Excerpt from a dataset:

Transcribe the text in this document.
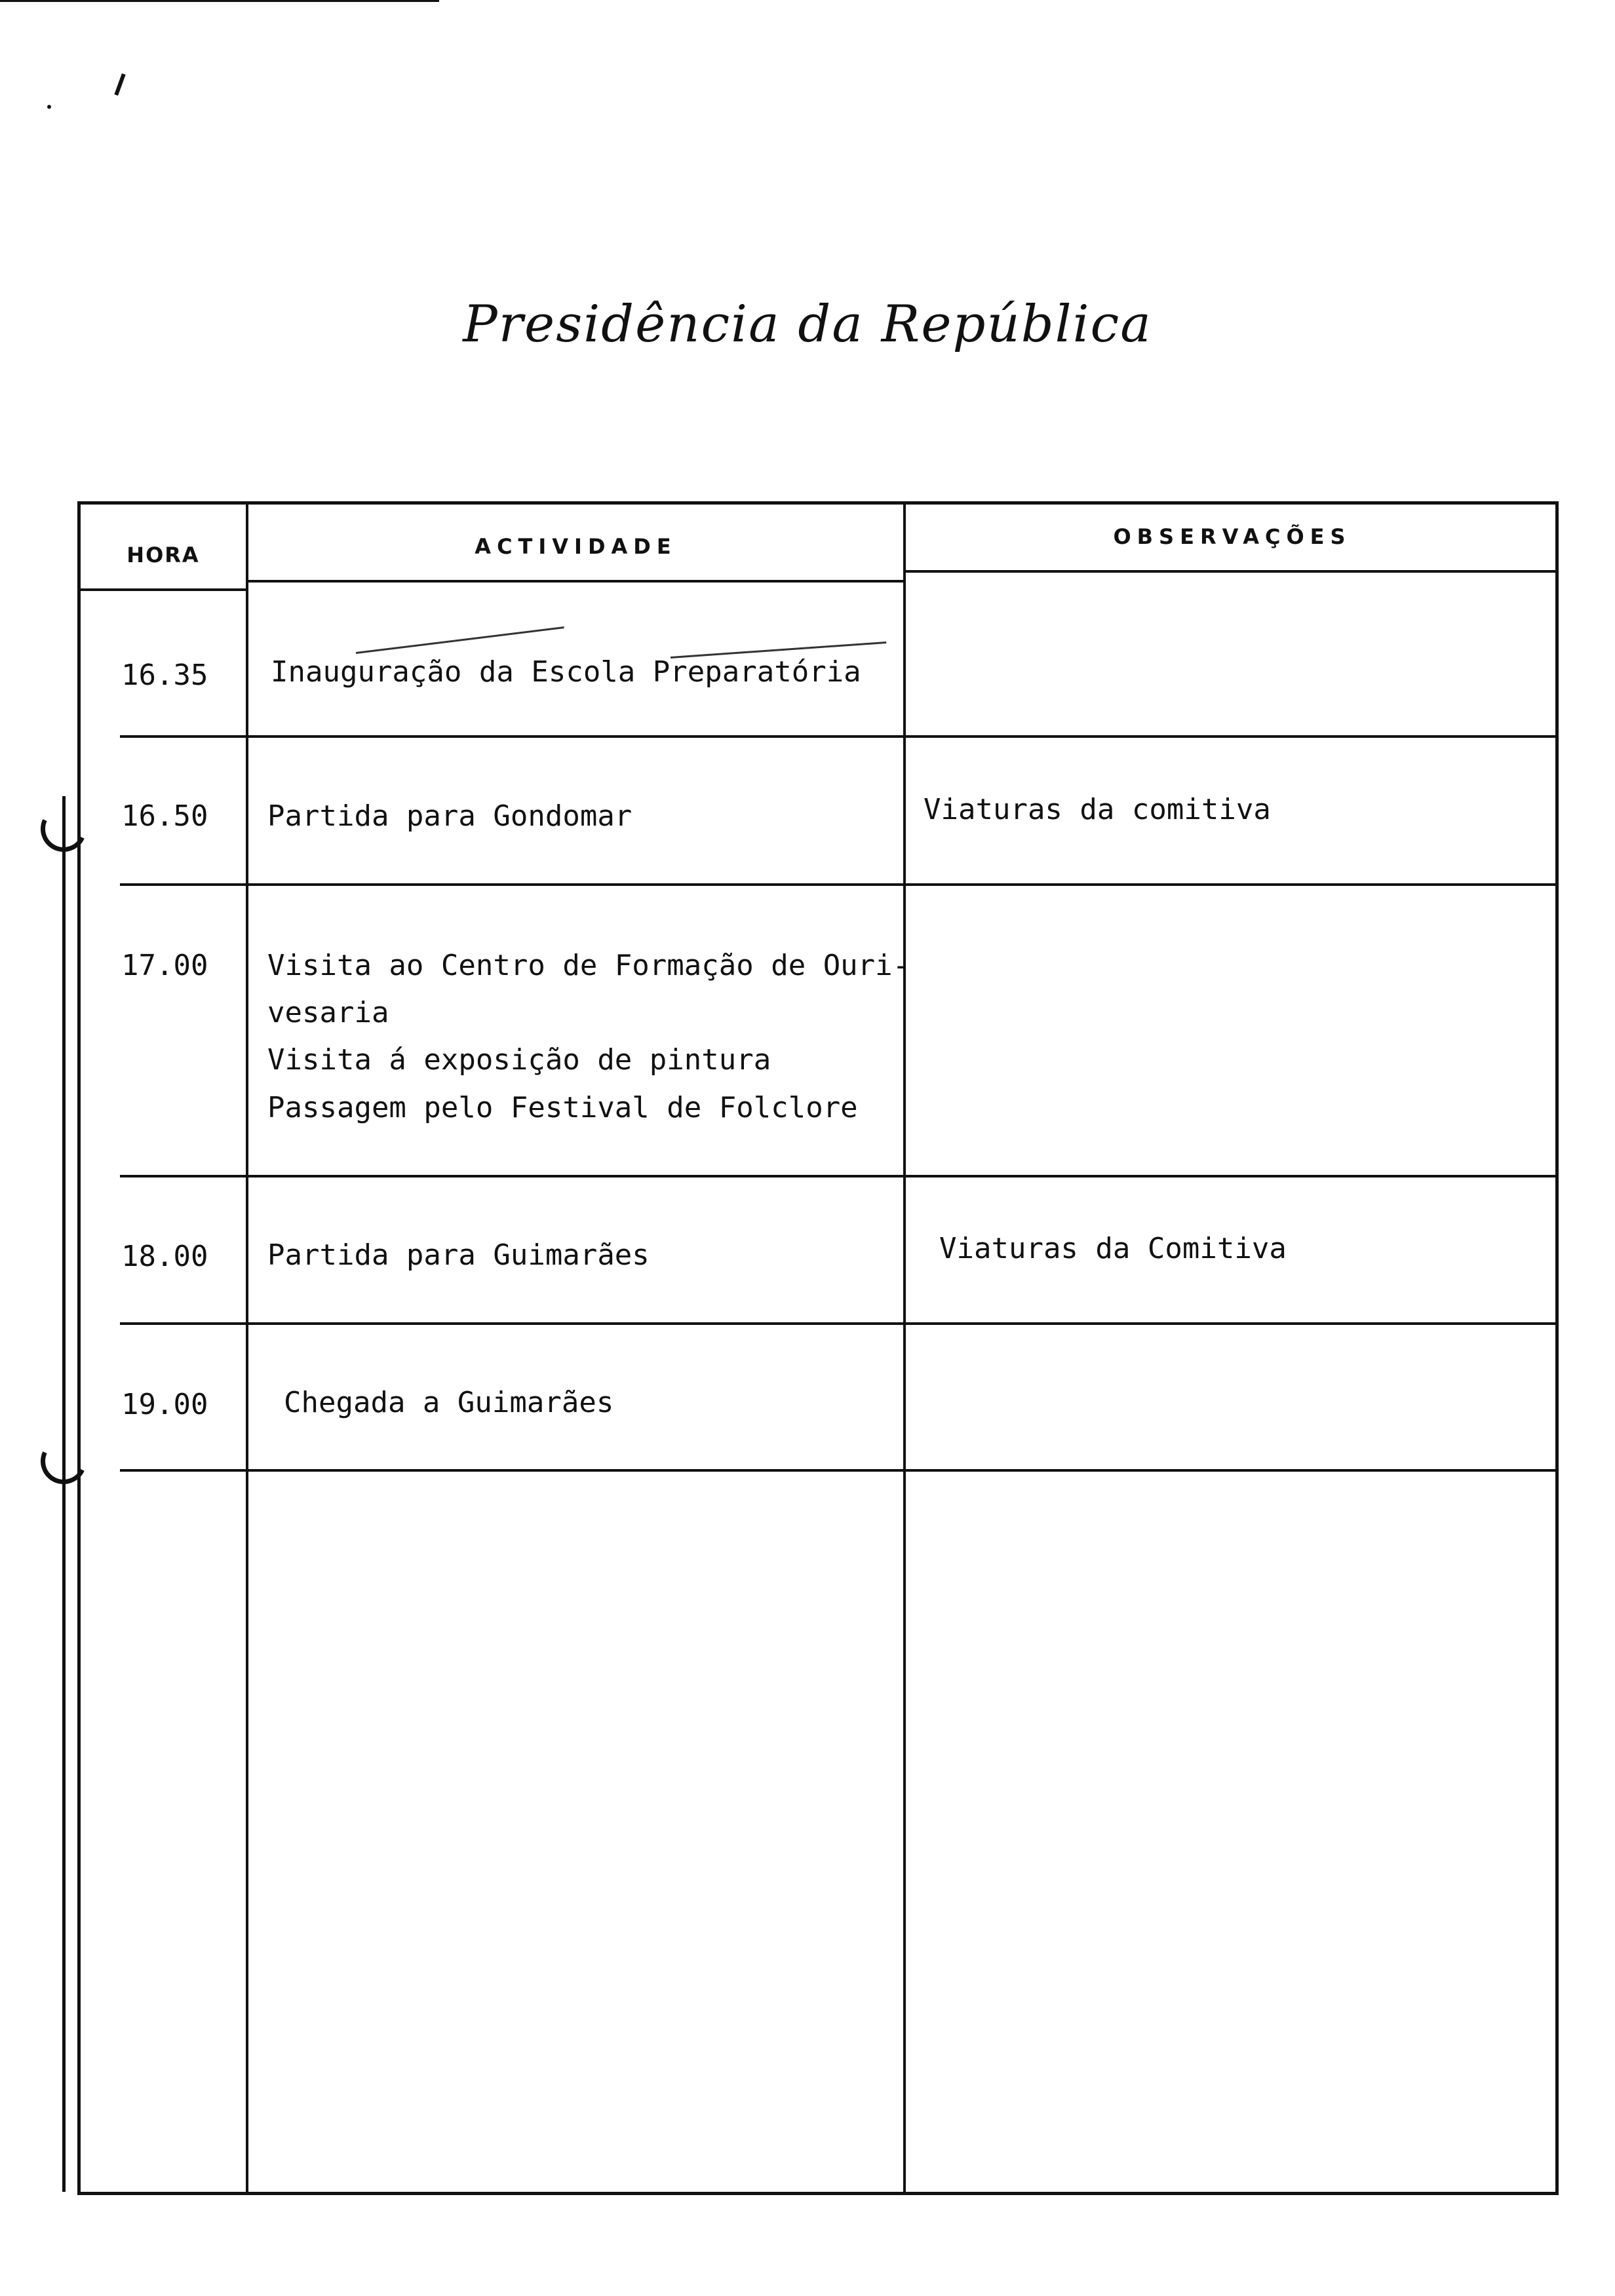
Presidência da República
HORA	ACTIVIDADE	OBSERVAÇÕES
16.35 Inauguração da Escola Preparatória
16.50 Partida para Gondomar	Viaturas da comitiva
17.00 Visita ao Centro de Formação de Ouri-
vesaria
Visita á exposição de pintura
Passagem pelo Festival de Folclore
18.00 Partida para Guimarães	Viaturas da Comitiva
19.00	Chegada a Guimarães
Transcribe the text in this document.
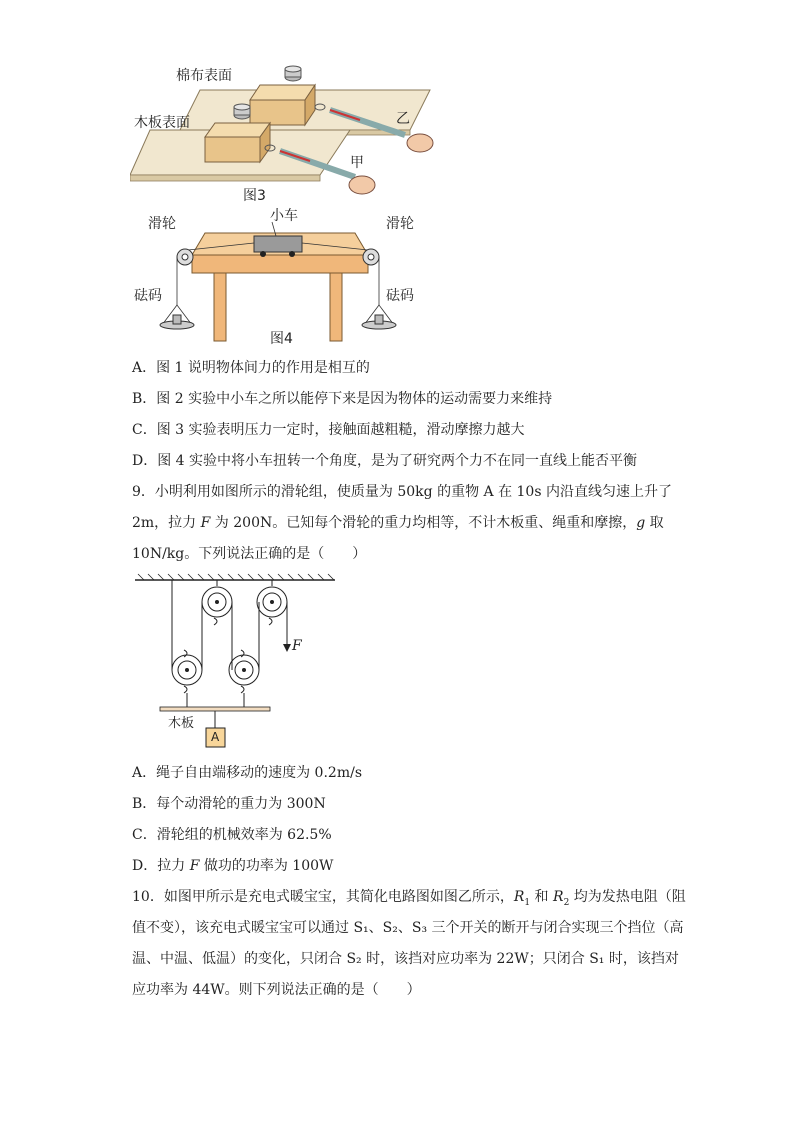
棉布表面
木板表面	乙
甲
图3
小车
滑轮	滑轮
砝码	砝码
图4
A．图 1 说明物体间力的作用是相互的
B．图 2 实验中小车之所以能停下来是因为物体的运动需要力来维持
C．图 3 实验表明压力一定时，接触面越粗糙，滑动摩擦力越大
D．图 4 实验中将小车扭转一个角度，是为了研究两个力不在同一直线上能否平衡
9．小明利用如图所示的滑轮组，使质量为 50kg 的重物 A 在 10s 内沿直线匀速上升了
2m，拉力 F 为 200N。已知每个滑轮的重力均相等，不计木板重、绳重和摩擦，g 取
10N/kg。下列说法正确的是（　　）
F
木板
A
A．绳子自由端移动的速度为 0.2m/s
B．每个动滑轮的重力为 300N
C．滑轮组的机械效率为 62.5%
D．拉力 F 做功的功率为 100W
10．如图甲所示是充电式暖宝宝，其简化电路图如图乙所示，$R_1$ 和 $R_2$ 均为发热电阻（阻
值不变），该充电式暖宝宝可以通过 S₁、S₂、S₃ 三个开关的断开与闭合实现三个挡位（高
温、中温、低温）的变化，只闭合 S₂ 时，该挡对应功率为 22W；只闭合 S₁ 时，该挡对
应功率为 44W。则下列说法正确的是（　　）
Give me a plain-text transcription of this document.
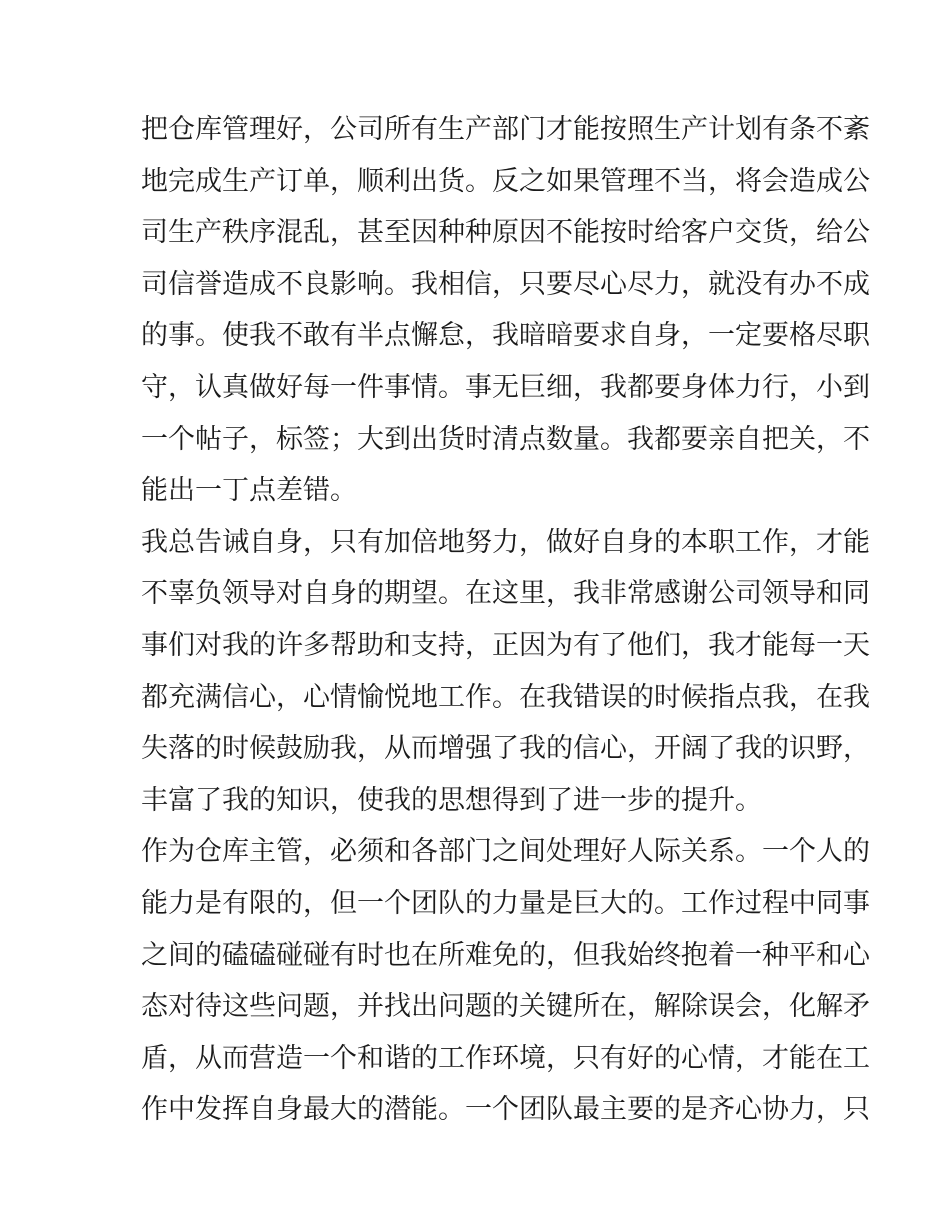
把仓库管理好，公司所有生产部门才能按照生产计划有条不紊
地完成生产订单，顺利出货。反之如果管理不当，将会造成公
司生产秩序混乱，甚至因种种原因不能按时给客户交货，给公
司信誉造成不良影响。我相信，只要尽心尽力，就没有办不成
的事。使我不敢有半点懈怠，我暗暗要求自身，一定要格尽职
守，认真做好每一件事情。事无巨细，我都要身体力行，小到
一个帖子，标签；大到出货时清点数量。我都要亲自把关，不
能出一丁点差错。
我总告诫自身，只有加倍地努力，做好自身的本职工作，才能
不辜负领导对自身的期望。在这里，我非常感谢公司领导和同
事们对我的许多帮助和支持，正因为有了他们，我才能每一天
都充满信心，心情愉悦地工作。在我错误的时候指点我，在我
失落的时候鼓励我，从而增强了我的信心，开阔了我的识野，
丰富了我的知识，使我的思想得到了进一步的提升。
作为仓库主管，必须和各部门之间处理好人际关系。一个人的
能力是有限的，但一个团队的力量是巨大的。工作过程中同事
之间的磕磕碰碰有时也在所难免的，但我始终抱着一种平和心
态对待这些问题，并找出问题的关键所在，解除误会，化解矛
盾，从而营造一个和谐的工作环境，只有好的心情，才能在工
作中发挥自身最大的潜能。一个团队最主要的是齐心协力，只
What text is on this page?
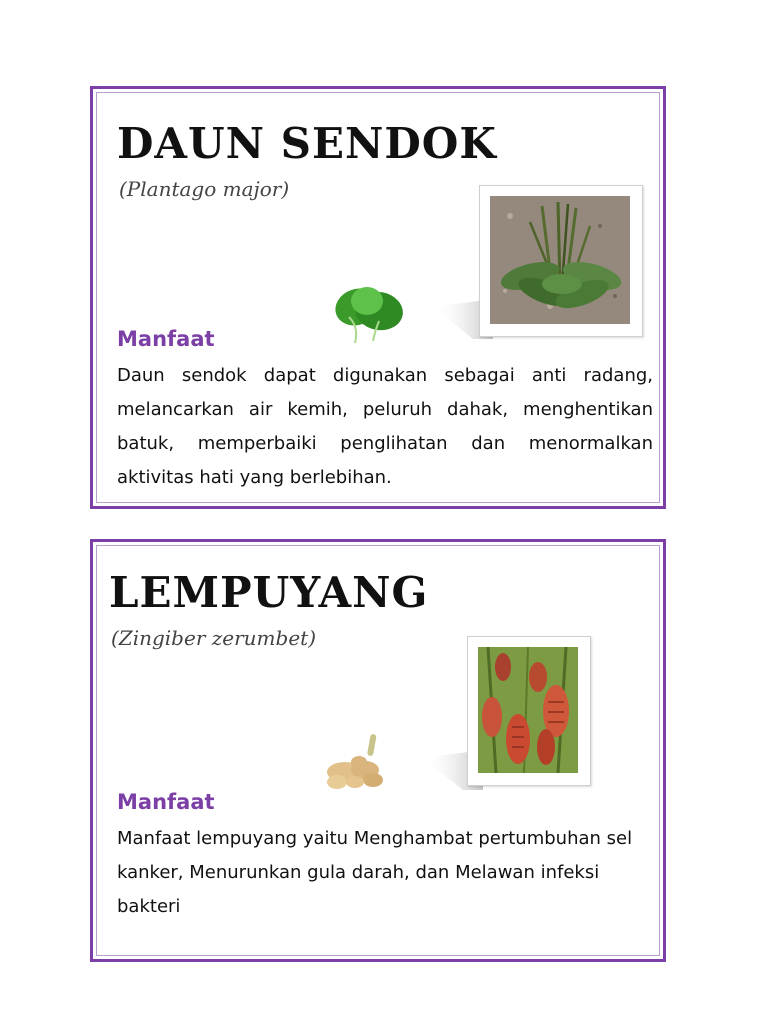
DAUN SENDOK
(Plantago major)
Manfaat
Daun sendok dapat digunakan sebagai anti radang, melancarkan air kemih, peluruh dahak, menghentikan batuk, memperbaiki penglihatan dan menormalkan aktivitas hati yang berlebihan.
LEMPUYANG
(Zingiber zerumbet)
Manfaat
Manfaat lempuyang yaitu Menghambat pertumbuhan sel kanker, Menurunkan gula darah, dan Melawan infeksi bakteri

Exercise prompt
Print all of the records shown above exactly, leaving out each picture.

Response to the task
Transcribe the text in this document.
Presidência da República
HORA	ACTIVIDADE	OBSERVAÇÕES
16.35 Inauguração da Escola Preparatória
16.50 Partida para Gondomar	Viaturas da comitiva
17.00 Visita ao Centro de Formação de Ouri-
vesaria
Visita á exposição de pintura
Passagem pelo Festival de Folclore
18.00 Partida para Guimarães	Viaturas da Comitiva
19.00	Chegada a Guimarães
Transcribe the text in this document.
棉布表面
木板表面	乙
甲
图3
小车
滑轮	滑轮
砝码	砝码
图4
A．图 1 说明物体间力的作用是相互的
B．图 2 实验中小车之所以能停下来是因为物体的运动需要力来维持
C．图 3 实验表明压力一定时，接触面越粗糙，滑动摩擦力越大
D．图 4 实验中将小车扭转一个角度，是为了研究两个力不在同一直线上能否平衡
9．小明利用如图所示的滑轮组，使质量为 50kg 的重物 A 在 10s 内沿直线匀速上升了
2m，拉力 F 为 200N。已知每个滑轮的重力均相等，不计木板重、绳重和摩擦，g 取
10N/kg。下列说法正确的是（　　）
F
木板
A
A．绳子自由端移动的速度为 0.2m/s
B．每个动滑轮的重力为 300N
C．滑轮组的机械效率为 62.5%
D．拉力 F 做功的功率为 100W
10．如图甲所示是充电式暖宝宝，其简化电路图如图乙所示，$R_1$ 和 $R_2$ 均为发热电阻（阻
值不变），该充电式暖宝宝可以通过 S₁、S₂、S₃ 三个开关的断开与闭合实现三个挡位（高
温、中温、低温）的变化，只闭合 S₂ 时，该挡对应功率为 22W；只闭合 S₁ 时，该挡对
应功率为 44W。则下列说法正确的是（　　）
Give me a plain-text transcription of this document.
把仓库管理好，公司所有生产部门才能按照生产计划有条不紊
地完成生产订单，顺利出货。反之如果管理不当，将会造成公
司生产秩序混乱，甚至因种种原因不能按时给客户交货，给公
司信誉造成不良影响。我相信，只要尽心尽力，就没有办不成
的事。使我不敢有半点懈怠，我暗暗要求自身，一定要格尽职
守，认真做好每一件事情。事无巨细，我都要身体力行，小到
一个帖子，标签；大到出货时清点数量。我都要亲自把关，不
能出一丁点差错。
我总告诫自身，只有加倍地努力，做好自身的本职工作，才能
不辜负领导对自身的期望。在这里，我非常感谢公司领导和同
事们对我的许多帮助和支持，正因为有了他们，我才能每一天
都充满信心，心情愉悦地工作。在我错误的时候指点我，在我
失落的时候鼓励我，从而增强了我的信心，开阔了我的识野，
丰富了我的知识，使我的思想得到了进一步的提升。
作为仓库主管，必须和各部门之间处理好人际关系。一个人的
能力是有限的，但一个团队的力量是巨大的。工作过程中同事
之间的磕磕碰碰有时也在所难免的，但我始终抱着一种平和心
态对待这些问题，并找出问题的关键所在，解除误会，化解矛
盾，从而营造一个和谐的工作环境，只有好的心情，才能在工
作中发挥自身最大的潜能。一个团队最主要的是齐心协力，只
What text is on this page?
DAUN SENDOK
(Plantago major)
Manfaat
Daun sendok dapat digunakan sebagai anti radang, melancarkan air kemih, peluruh dahak, menghentikan batuk, memperbaiki penglihatan dan menormalkan aktivitas hati yang berlebihan.
LEMPUYANG
(Zingiber zerumbet)
Manfaat
Manfaat lempuyang yaitu Menghambat pertumbuhan sel kanker, Menurunkan gula darah, dan Melawan infeksi bakteri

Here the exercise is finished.